Work to do = Wherever the word "icon" shows up in a line, please copy that line.

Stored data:

=====

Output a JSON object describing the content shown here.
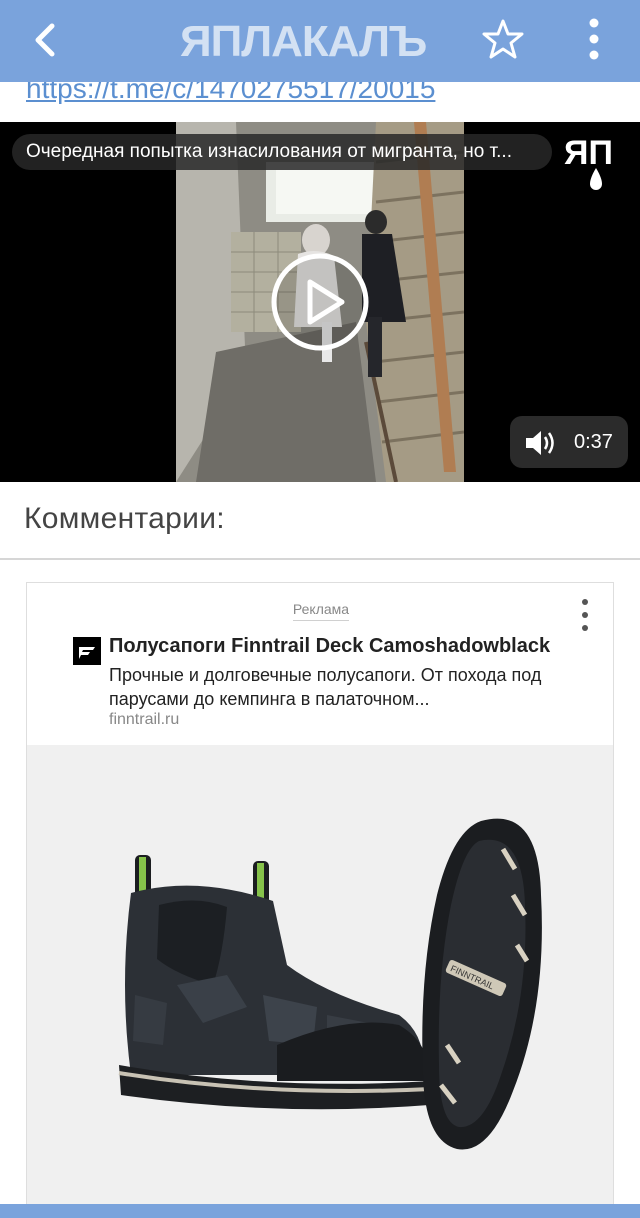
{
  "header": {
    "back_icon": "chevron-left-icon",
    "logo_text": "ЯПЛАКАЛЪ",
    "favorite_icon": "star-outline-icon",
    "menu_icon": "kebab-menu-icon",
    "bar_color": "#7aa3dc"
  },
  "post": {
    "link_text": "https://t.me/c/1470275517/20015"
  },
  "video": {
    "caption": "Очередная попытка изнасилования от мигранта, но т...",
    "channel_logo_text": "ЯП",
    "play_icon": "play-circle-icon",
    "volume_icon": "volume-icon",
    "duration": "0:37"
  },
  "comments": {
    "heading": "Комментарии:"
  },
  "ad": {
    "label": "Реклама",
    "menu_icon": "kebab-menu-icon",
    "favicon_icon": "finntrail-logo-icon",
    "title": "Полусапоги Finntrail Deck Camoshadowblack",
    "description": "Прочные и долговечные полусапоги. От похода под парусами до кемпинга в палаточном...",
    "domain": "finntrail.ru",
    "image_alt": "boot-image",
    "sole_brand": "FINNTRAIL",
    "boot_brand": "FINNTRAIL"
  }
}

=====

Solution to the exercise =
    "back_icon": "chevron-left-icon",
    "favorite_icon": "star-outline-icon",
    "menu_icon": "kebab-menu-icon",
    "play_icon": "play-circle-icon",
    "volume_icon": "volume-icon",
    "menu_icon": "kebab-menu-icon",
    "favicon_icon": "finntrail-logo-icon",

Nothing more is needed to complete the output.